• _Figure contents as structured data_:
####

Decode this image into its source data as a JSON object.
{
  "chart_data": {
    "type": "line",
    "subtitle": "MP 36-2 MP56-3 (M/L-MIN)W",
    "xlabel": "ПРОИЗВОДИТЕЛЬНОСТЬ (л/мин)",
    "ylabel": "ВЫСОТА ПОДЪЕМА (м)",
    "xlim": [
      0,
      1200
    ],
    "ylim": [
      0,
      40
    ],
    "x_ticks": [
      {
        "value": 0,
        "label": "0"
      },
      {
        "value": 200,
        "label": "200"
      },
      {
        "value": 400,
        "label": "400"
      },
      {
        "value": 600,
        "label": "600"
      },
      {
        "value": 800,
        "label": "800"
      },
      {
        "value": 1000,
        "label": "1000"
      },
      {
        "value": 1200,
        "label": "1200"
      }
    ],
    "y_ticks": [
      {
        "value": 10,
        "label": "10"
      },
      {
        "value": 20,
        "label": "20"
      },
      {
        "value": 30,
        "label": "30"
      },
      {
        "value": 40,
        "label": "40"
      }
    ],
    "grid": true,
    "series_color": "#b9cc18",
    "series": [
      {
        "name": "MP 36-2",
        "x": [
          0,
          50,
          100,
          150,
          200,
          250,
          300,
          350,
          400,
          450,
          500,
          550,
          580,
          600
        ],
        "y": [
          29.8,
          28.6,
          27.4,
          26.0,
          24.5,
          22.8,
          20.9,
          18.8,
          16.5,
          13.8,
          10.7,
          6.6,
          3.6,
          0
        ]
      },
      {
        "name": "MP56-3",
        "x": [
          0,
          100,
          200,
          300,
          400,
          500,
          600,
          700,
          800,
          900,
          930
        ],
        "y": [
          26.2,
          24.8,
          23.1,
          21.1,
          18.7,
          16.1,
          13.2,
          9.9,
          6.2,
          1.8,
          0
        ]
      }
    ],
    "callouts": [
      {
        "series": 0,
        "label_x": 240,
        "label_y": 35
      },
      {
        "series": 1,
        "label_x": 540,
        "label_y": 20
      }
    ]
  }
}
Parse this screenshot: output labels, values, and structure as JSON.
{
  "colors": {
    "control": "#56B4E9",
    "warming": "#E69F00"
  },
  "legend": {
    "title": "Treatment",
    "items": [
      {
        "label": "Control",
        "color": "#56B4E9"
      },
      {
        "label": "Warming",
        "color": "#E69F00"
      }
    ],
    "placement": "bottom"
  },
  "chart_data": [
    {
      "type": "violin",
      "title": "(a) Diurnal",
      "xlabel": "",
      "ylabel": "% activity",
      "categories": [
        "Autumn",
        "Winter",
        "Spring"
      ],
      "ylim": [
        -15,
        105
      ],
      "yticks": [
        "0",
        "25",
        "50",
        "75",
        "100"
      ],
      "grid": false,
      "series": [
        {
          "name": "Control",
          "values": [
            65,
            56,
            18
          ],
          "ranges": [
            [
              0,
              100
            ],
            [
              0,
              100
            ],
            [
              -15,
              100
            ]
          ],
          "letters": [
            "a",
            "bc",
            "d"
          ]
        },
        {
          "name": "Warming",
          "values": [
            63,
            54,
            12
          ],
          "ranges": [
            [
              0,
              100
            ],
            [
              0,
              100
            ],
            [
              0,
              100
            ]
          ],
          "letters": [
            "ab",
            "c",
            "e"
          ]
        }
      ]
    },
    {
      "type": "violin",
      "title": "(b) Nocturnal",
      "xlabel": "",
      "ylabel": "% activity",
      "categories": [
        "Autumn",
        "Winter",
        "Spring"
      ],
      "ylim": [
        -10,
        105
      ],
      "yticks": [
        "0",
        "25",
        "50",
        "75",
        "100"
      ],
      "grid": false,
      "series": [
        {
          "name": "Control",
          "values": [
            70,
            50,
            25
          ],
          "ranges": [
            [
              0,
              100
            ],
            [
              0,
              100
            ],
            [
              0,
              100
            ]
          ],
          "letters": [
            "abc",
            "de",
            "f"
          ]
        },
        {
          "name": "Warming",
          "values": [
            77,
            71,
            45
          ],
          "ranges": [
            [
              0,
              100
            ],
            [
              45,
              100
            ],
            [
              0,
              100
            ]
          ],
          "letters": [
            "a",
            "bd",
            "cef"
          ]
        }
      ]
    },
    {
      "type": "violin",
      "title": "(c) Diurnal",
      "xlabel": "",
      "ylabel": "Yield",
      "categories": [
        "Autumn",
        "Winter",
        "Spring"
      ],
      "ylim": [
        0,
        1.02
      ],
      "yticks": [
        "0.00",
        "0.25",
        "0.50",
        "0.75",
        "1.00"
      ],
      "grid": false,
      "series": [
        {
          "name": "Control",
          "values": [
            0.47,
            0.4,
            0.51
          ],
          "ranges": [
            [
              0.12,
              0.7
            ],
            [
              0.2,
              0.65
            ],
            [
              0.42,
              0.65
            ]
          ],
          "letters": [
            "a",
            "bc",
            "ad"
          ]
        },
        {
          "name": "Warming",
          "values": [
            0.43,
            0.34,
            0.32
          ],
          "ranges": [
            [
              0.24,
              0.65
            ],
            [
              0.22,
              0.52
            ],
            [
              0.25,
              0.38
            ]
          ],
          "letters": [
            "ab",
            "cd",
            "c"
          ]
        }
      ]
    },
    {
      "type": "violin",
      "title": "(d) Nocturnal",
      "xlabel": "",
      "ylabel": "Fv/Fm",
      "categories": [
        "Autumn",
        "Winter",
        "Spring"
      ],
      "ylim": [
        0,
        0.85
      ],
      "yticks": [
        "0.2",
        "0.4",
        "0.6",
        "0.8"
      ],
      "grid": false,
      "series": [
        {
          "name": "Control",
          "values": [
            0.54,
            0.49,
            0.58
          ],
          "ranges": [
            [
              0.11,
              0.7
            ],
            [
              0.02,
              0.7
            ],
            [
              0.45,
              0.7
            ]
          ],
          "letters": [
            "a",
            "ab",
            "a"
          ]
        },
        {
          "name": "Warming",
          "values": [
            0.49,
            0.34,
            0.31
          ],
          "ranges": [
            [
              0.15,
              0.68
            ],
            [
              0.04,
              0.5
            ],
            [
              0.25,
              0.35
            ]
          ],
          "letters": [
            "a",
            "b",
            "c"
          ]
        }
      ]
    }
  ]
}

####

• _AIM_:
Please set down the whole listing above without altering a single line.

• _RESPONSE TO THE EXERCISE_:
Decode this image into its source data as a JSON object.
{
  "chart_data": {
    "type": "line",
    "subtitle": "MP 36-2 MP56-3 (M/L-MIN)W",
    "xlabel": "ПРОИЗВОДИТЕЛЬНОСТЬ (л/мин)",
    "ylabel": "ВЫСОТА ПОДЪЕМА (м)",
    "xlim": [
      0,
      1200
    ],
    "ylim": [
      0,
      40
    ],
    "x_ticks": [
      {
        "value": 0,
        "label": "0"
      },
      {
        "value": 200,
        "label": "200"
      },
      {
        "value": 400,
        "label": "400"
      },
      {
        "value": 600,
        "label": "600"
      },
      {
        "value": 800,
        "label": "800"
      },
      {
        "value": 1000,
        "label": "1000"
      },
      {
        "value": 1200,
        "label": "1200"
      }
    ],
    "y_ticks": [
      {
        "value": 10,
        "label": "10"
      },
      {
        "value": 20,
        "label": "20"
      },
      {
        "value": 30,
        "label": "30"
      },
      {
        "value": 40,
        "label": "40"
      }
    ],
    "grid": true,
    "series_color": "#b9cc18",
    "series": [
      {
        "name": "MP 36-2",
        "x": [
          0,
          50,
          100,
          150,
          200,
          250,
          300,
          350,
          400,
          450,
          500,
          550,
          580,
          600
        ],
        "y": [
          29.8,
          28.6,
          27.4,
          26.0,
          24.5,
          22.8,
          20.9,
          18.8,
          16.5,
          13.8,
          10.7,
          6.6,
          3.6,
          0
        ]
      },
      {
        "name": "MP56-3",
        "x": [
          0,
          100,
          200,
          300,
          400,
          500,
          600,
          700,
          800,
          900,
          930
        ],
        "y": [
          26.2,
          24.8,
          23.1,
          21.1,
          18.7,
          16.1,
          13.2,
          9.9,
          6.2,
          1.8,
          0
        ]
      }
    ],
    "callouts": [
      {
        "series": 0,
        "label_x": 240,
        "label_y": 35
      },
      {
        "series": 1,
        "label_x": 540,
        "label_y": 20
      }
    ]
  }
}
Parse this screenshot: output labels, values, and structure as JSON.
{
  "colors": {
    "control": "#56B4E9",
    "warming": "#E69F00"
  },
  "legend": {
    "title": "Treatment",
    "items": [
      {
        "label": "Control",
        "color": "#56B4E9"
      },
      {
        "label": "Warming",
        "color": "#E69F00"
      }
    ],
    "placement": "bottom"
  },
  "chart_data": [
    {
      "type": "violin",
      "title": "(a) Diurnal",
      "xlabel": "",
      "ylabel": "% activity",
      "categories": [
        "Autumn",
        "Winter",
        "Spring"
      ],
      "ylim": [
        -15,
        105
      ],
      "yticks": [
        "0",
        "25",
        "50",
        "75",
        "100"
      ],
      "grid": false,
      "series": [
        {
          "name": "Control",
          "values": [
            65,
            56,
            18
          ],
          "ranges": [
            [
              0,
              100
            ],
            [
              0,
              100
            ],
            [
              -15,
              100
            ]
          ],
          "letters": [
            "a",
            "bc",
            "d"
          ]
        },
        {
          "name": "Warming",
          "values": [
            63,
            54,
            12
          ],
          "ranges": [
            [
              0,
              100
            ],
            [
              0,
              100
            ],
            [
              0,
              100
            ]
          ],
          "letters": [
            "ab",
            "c",
            "e"
          ]
        }
      ]
    },
    {
      "type": "violin",
      "title": "(b) Nocturnal",
      "xlabel": "",
      "ylabel": "% activity",
      "categories": [
        "Autumn",
        "Winter",
        "Spring"
      ],
      "ylim": [
        -10,
        105
      ],
      "yticks": [
        "0",
        "25",
        "50",
        "75",
        "100"
      ],
      "grid": false,
      "series": [
        {
          "name": "Control",
          "values": [
            70,
            50,
            25
          ],
          "ranges": [
            [
              0,
              100
            ],
            [
              0,
              100
            ],
            [
              0,
              100
            ]
          ],
          "letters": [
            "abc",
            "de",
            "f"
          ]
        },
        {
          "name": "Warming",
          "values": [
            77,
            71,
            45
          ],
          "ranges": [
            [
              0,
              100
            ],
            [
              45,
              100
            ],
            [
              0,
              100
            ]
          ],
          "letters": [
            "a",
            "bd",
            "cef"
          ]
        }
      ]
    },
    {
      "type": "violin",
      "title": "(c) Diurnal",
      "xlabel": "",
      "ylabel": "Yield",
      "categories": [
        "Autumn",
        "Winter",
        "Spring"
      ],
      "ylim": [
        0,
        1.02
      ],
      "yticks": [
        "0.00",
        "0.25",
        "0.50",
        "0.75",
        "1.00"
      ],
      "grid": false,
      "series": [
        {
          "name": "Control",
          "values": [
            0.47,
            0.4,
            0.51
          ],
          "ranges": [
            [
              0.12,
              0.7
            ],
            [
              0.2,
              0.65
            ],
            [
              0.42,
              0.65
            ]
          ],
          "letters": [
            "a",
            "bc",
            "ad"
          ]
        },
        {
          "name": "Warming",
          "values": [
            0.43,
            0.34,
            0.32
          ],
          "ranges": [
            [
              0.24,
              0.65
            ],
            [
              0.22,
              0.52
            ],
            [
              0.25,
              0.38
            ]
          ],
          "letters": [
            "ab",
            "cd",
            "c"
          ]
        }
      ]
    },
    {
      "type": "violin",
      "title": "(d) Nocturnal",
      "xlabel": "",
      "ylabel": "Fv/Fm",
      "categories": [
        "Autumn",
        "Winter",
        "Spring"
      ],
      "ylim": [
        0,
        0.85
      ],
      "yticks": [
        "0.2",
        "0.4",
        "0.6",
        "0.8"
      ],
      "grid": false,
      "series": [
        {
          "name": "Control",
          "values": [
            0.54,
            0.49,
            0.58
          ],
          "ranges": [
            [
              0.11,
              0.7
            ],
            [
              0.02,
              0.7
            ],
            [
              0.45,
              0.7
            ]
          ],
          "letters": [
            "a",
            "ab",
            "a"
          ]
        },
        {
          "name": "Warming",
          "values": [
            0.49,
            0.34,
            0.31
          ],
          "ranges": [
            [
              0.15,
              0.68
            ],
            [
              0.04,
              0.5
            ],
            [
              0.25,
              0.35
            ]
          ],
          "letters": [
            "a",
            "b",
            "c"
          ]
        }
      ]
    }
  ]
}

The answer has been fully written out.